A block of data
=-=-=
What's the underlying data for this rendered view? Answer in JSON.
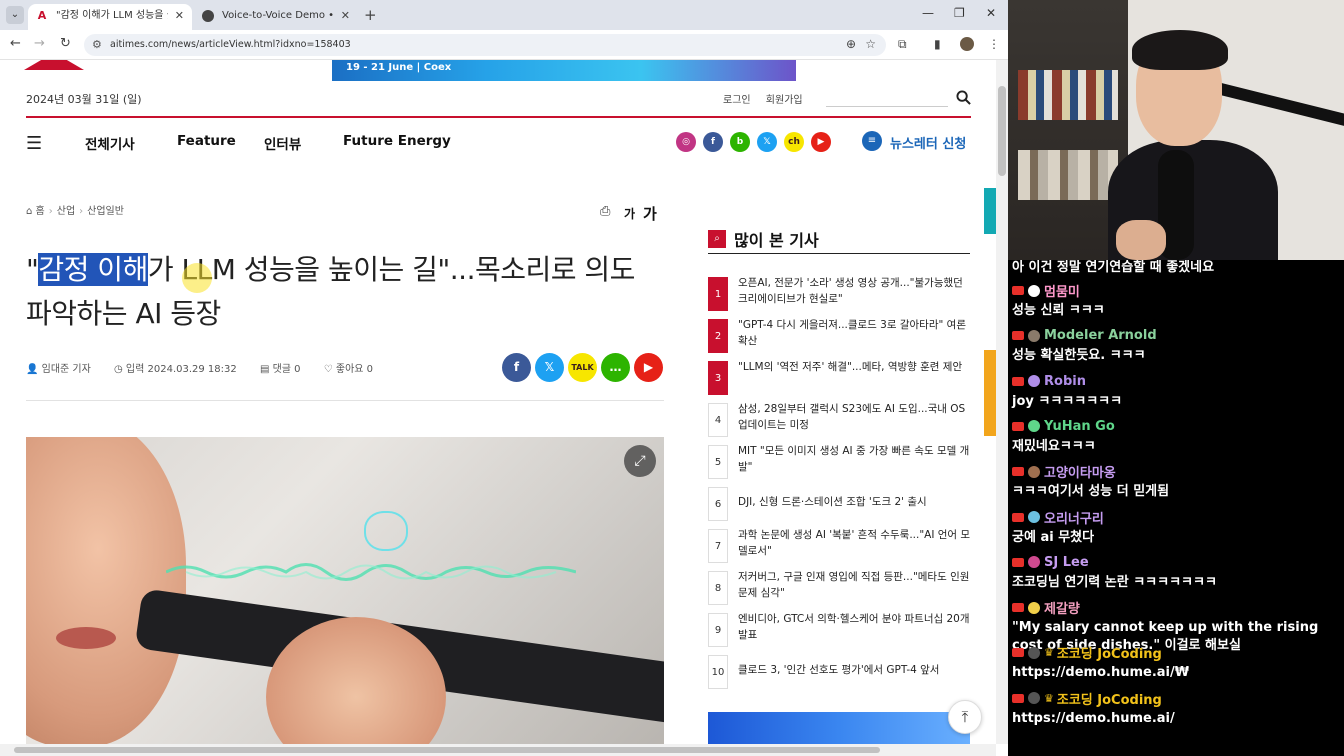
{
  "browser": {
    "tabs": [
      {
        "title": "\"감정 이해가 LLM 성능을 높이",
        "active": true
      },
      {
        "title": "Voice-to-Voice Demo • Hume",
        "active": false
      }
    ],
    "url": "aitimes.com/news/articleView.html?idxno=158403"
  },
  "site": {
    "banner_text": "19 - 21 June | Coex",
    "date": "2024년 03월 31일 (일)",
    "login": "로그인",
    "signup": "회원가입",
    "nav": [
      "전체기사",
      "Feature",
      "인터뷰",
      "Future Energy"
    ],
    "newsletter": "뉴스레터 신청"
  },
  "article": {
    "breadcrumb": [
      "홈",
      "산업",
      "산업일반"
    ],
    "font_small": "가",
    "font_large": "가",
    "title_highlight": "감정 이해",
    "title_rest": "가 LLM 성능을 높이는 길\"...목소리로 의도 파악하는 AI 등장",
    "title_quote": "\"",
    "author": "임대준 기자",
    "date": "입력 2024.03.29 18:32",
    "comments": "댓글 0",
    "likes": "좋아요 0"
  },
  "sidebar": {
    "title": "많이 본 기사",
    "items": [
      {
        "rank": "1",
        "text": "오픈AI, 전문가 '소라' 생성 영상 공개...\"불가능했던 크리에이티브가 현실로\""
      },
      {
        "rank": "2",
        "text": "\"GPT-4 다시 게을러져...클로드 3로 갈아타라\" 여론 확산"
      },
      {
        "rank": "3",
        "text": "\"LLM의 '역전 저주' 해결\"...메타, 역방향 훈련 제안"
      },
      {
        "rank": "4",
        "text": "삼성, 28일부터 갤럭시 S23에도 AI 도입...국내 OS 업데이트는 미정"
      },
      {
        "rank": "5",
        "text": "MIT \"모든 이미지 생성 AI 중 가장 빠른 속도 모델 개발\""
      },
      {
        "rank": "6",
        "text": "DJI, 신형 드론·스테이션 조합 '도크 2' 출시"
      },
      {
        "rank": "7",
        "text": "과학 논문에 생성 AI '복붙' 흔적 수두룩...\"AI 언어 모델로서\""
      },
      {
        "rank": "8",
        "text": "저커버그, 구글 인재 영입에 직접 등판...\"메타도 인원 문제 심각\""
      },
      {
        "rank": "9",
        "text": "엔비디아, GTC서 의학·헬스케어 분야 파트너십 20개 발표"
      },
      {
        "rank": "10",
        "text": "클로드 3, '인간 선호도 평가'에서 GPT-4 앞서"
      }
    ]
  },
  "chat": {
    "top_text": "아 이건 정말 연기연습할 때 좋겠네요",
    "messages": [
      {
        "user": "멈뭄미",
        "color": "#ff99cc",
        "text": "성능 신뢰 ㅋㅋㅋ"
      },
      {
        "user": "Modeler Arnold",
        "color": "#8ad19c",
        "text": "성능 확실한듯요. ㅋㅋㅋ"
      },
      {
        "user": "Robin",
        "color": "#b08ee8",
        "text": "joy ㅋㅋㅋㅋㅋㅋㅋ"
      },
      {
        "user": "YuHan Go",
        "color": "#5fd68a",
        "text": "재밌네요ㅋㅋㅋ"
      },
      {
        "user": "고양이타마옹",
        "color": "#c59cf0",
        "text": "ㅋㅋㅋ여기서 성능 더 믿게됨"
      },
      {
        "user": "오리너구리",
        "color": "#c59cf0",
        "text": "궁예 ai 무쳤다"
      },
      {
        "user": "SJ Lee",
        "color": "#c59cf0",
        "text": "조코딩님 연기력 논란 ㅋㅋㅋㅋㅋㅋㅋ"
      },
      {
        "user": "제갈량",
        "color": "#f4a0c0",
        "text": "\"My salary cannot keep up with the rising cost of side dishes.\" 이걸로 해보실"
      },
      {
        "user": "조코딩 JoCoding",
        "color": "#f2c21a",
        "text": "https://demo.hume.ai/₩"
      },
      {
        "user": "조코딩 JoCoding",
        "color": "#f2c21a",
        "text": "https://demo.hume.ai/"
      }
    ]
  }
}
=-=-=
SET EXERCISE:
Every line of text is to be repeated exactly; pictures are left out.

FINAL RESULT:
What's the underlying data for this rendered view? Answer in JSON.
{
  "browser": {
    "tabs": [
      {
        "title": "\"감정 이해가 LLM 성능을 높이",
        "active": true
      },
      {
        "title": "Voice-to-Voice Demo • Hume",
        "active": false
      }
    ],
    "url": "aitimes.com/news/articleView.html?idxno=158403"
  },
  "site": {
    "banner_text": "19 - 21 June | Coex",
    "date": "2024년 03월 31일 (일)",
    "login": "로그인",
    "signup": "회원가입",
    "nav": [
      "전체기사",
      "Feature",
      "인터뷰",
      "Future Energy"
    ],
    "newsletter": "뉴스레터 신청"
  },
  "article": {
    "breadcrumb": [
      "홈",
      "산업",
      "산업일반"
    ],
    "font_small": "가",
    "font_large": "가",
    "title_highlight": "감정 이해",
    "title_rest": "가 LLM 성능을 높이는 길\"...목소리로 의도 파악하는 AI 등장",
    "title_quote": "\"",
    "author": "임대준 기자",
    "date": "입력 2024.03.29 18:32",
    "comments": "댓글 0",
    "likes": "좋아요 0"
  },
  "sidebar": {
    "title": "많이 본 기사",
    "items": [
      {
        "rank": "1",
        "text": "오픈AI, 전문가 '소라' 생성 영상 공개...\"불가능했던 크리에이티브가 현실로\""
      },
      {
        "rank": "2",
        "text": "\"GPT-4 다시 게을러져...클로드 3로 갈아타라\" 여론 확산"
      },
      {
        "rank": "3",
        "text": "\"LLM의 '역전 저주' 해결\"...메타, 역방향 훈련 제안"
      },
      {
        "rank": "4",
        "text": "삼성, 28일부터 갤럭시 S23에도 AI 도입...국내 OS 업데이트는 미정"
      },
      {
        "rank": "5",
        "text": "MIT \"모든 이미지 생성 AI 중 가장 빠른 속도 모델 개발\""
      },
      {
        "rank": "6",
        "text": "DJI, 신형 드론·스테이션 조합 '도크 2' 출시"
      },
      {
        "rank": "7",
        "text": "과학 논문에 생성 AI '복붙' 흔적 수두룩...\"AI 언어 모델로서\""
      },
      {
        "rank": "8",
        "text": "저커버그, 구글 인재 영입에 직접 등판...\"메타도 인원 문제 심각\""
      },
      {
        "rank": "9",
        "text": "엔비디아, GTC서 의학·헬스케어 분야 파트너십 20개 발표"
      },
      {
        "rank": "10",
        "text": "클로드 3, '인간 선호도 평가'에서 GPT-4 앞서"
      }
    ]
  },
  "chat": {
    "top_text": "아 이건 정말 연기연습할 때 좋겠네요",
    "messages": [
      {
        "user": "멈뭄미",
        "color": "#ff99cc",
        "text": "성능 신뢰 ㅋㅋㅋ"
      },
      {
        "user": "Modeler Arnold",
        "color": "#8ad19c",
        "text": "성능 확실한듯요. ㅋㅋㅋ"
      },
      {
        "user": "Robin",
        "color": "#b08ee8",
        "text": "joy ㅋㅋㅋㅋㅋㅋㅋ"
      },
      {
        "user": "YuHan Go",
        "color": "#5fd68a",
        "text": "재밌네요ㅋㅋㅋ"
      },
      {
        "user": "고양이타마옹",
        "color": "#c59cf0",
        "text": "ㅋㅋㅋ여기서 성능 더 믿게됨"
      },
      {
        "user": "오리너구리",
        "color": "#c59cf0",
        "text": "궁예 ai 무쳤다"
      },
      {
        "user": "SJ Lee",
        "color": "#c59cf0",
        "text": "조코딩님 연기력 논란 ㅋㅋㅋㅋㅋㅋㅋ"
      },
      {
        "user": "제갈량",
        "color": "#f4a0c0",
        "text": "\"My salary cannot keep up with the rising cost of side dishes.\" 이걸로 해보실"
      },
      {
        "user": "조코딩 JoCoding",
        "color": "#f2c21a",
        "text": "https://demo.hume.ai/₩"
      },
      {
        "user": "조코딩 JoCoding",
        "color": "#f2c21a",
        "text": "https://demo.hume.ai/"
      }
    ]
  }
}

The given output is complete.